----- Given entries -----

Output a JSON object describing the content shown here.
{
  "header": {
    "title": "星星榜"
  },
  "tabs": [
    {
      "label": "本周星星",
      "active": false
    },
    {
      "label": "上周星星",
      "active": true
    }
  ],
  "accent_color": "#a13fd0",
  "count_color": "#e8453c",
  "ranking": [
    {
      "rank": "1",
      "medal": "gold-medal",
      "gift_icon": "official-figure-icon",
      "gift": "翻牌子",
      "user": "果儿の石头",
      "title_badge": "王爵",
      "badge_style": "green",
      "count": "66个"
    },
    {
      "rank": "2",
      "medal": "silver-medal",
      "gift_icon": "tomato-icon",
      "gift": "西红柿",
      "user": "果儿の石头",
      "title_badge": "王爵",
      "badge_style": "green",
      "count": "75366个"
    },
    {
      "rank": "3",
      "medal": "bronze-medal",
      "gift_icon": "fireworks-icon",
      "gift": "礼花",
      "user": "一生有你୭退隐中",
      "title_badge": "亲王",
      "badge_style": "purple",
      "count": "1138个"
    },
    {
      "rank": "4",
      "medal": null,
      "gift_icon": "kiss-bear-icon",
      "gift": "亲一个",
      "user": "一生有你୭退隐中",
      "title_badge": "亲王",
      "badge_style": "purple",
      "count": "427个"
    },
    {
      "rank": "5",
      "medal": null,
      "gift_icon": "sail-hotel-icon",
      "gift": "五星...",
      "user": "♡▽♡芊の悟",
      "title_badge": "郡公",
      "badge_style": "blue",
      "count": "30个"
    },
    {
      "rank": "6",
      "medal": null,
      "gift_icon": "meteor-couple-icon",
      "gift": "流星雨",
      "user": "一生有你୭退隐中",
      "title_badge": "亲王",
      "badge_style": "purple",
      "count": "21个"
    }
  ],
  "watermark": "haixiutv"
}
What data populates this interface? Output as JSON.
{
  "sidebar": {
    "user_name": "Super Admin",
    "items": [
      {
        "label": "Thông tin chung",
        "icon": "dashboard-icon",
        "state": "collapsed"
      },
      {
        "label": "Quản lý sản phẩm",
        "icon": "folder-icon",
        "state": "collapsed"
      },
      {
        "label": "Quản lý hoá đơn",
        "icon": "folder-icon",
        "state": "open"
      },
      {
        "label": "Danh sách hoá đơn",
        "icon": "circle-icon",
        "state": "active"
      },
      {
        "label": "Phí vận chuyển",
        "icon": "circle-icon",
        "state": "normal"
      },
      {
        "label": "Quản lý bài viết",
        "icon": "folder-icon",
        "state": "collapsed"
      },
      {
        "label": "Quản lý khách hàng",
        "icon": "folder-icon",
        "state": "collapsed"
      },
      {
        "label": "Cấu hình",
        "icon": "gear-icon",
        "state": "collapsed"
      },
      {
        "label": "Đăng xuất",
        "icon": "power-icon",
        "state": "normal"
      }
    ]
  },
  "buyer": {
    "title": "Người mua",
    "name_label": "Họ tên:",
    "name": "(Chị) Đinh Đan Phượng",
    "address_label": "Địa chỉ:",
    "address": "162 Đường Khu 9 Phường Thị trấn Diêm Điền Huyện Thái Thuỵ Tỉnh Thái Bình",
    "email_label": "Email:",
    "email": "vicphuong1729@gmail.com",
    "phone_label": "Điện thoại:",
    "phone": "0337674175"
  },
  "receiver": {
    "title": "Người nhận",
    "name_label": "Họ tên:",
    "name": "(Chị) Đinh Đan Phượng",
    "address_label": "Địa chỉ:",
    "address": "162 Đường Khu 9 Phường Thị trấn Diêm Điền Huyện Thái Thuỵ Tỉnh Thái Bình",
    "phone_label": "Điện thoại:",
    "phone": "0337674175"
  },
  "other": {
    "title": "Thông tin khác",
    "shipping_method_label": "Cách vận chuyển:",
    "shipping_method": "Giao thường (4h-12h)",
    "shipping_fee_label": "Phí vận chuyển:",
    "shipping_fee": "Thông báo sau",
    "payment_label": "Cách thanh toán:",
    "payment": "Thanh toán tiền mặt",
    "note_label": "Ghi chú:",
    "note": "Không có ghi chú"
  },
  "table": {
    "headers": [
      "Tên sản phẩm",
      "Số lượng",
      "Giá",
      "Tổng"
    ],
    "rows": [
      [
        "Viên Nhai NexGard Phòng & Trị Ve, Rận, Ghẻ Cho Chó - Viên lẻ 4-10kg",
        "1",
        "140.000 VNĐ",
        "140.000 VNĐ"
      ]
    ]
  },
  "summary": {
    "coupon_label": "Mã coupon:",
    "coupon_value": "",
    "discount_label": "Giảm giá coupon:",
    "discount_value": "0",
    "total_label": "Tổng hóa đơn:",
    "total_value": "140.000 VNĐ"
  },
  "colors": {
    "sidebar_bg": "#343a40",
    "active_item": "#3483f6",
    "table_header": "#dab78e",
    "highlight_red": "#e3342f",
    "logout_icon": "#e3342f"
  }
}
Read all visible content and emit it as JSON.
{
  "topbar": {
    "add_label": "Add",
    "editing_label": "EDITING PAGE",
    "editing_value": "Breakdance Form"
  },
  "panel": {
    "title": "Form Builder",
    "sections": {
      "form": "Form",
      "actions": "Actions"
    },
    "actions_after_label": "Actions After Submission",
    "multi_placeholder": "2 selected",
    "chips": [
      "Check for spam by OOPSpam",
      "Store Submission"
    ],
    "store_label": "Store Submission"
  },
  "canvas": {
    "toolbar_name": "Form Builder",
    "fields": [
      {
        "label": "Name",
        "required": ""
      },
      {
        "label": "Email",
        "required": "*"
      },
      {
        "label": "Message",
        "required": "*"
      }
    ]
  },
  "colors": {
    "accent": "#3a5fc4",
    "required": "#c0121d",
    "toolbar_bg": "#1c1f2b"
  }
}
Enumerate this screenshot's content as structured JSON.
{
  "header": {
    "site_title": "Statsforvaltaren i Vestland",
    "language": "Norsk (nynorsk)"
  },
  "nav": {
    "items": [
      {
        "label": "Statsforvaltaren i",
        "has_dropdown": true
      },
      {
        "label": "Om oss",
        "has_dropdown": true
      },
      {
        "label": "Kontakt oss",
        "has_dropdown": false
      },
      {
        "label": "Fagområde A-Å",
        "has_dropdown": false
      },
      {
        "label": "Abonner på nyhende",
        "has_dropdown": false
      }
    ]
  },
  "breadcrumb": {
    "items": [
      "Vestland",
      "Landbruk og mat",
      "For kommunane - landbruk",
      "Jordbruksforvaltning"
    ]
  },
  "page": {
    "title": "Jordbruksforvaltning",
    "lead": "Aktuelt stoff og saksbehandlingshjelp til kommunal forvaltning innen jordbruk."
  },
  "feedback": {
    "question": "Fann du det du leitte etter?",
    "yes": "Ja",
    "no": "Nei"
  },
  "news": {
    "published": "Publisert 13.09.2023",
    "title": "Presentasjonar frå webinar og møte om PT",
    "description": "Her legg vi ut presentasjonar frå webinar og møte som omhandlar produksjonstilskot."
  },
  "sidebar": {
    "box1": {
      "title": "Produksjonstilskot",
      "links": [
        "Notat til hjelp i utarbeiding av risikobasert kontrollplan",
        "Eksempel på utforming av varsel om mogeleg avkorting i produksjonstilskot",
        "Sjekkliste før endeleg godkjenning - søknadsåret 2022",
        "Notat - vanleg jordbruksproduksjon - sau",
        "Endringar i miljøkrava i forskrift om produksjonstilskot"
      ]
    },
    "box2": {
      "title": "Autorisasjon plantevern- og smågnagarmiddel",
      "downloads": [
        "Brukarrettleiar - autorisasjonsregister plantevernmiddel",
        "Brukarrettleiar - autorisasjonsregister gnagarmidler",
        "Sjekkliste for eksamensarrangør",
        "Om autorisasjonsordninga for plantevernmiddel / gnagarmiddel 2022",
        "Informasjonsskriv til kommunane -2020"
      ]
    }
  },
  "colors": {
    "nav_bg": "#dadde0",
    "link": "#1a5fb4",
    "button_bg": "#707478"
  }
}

-----

Written request —
Pick out and copy the lines of the entries that hold the string "chuyển".

Full output —
        "label": "Phí vận chuyển",
    "shipping_method_label": "Cách vận chuyển:",
    "shipping_fee_label": "Phí vận chuyển:",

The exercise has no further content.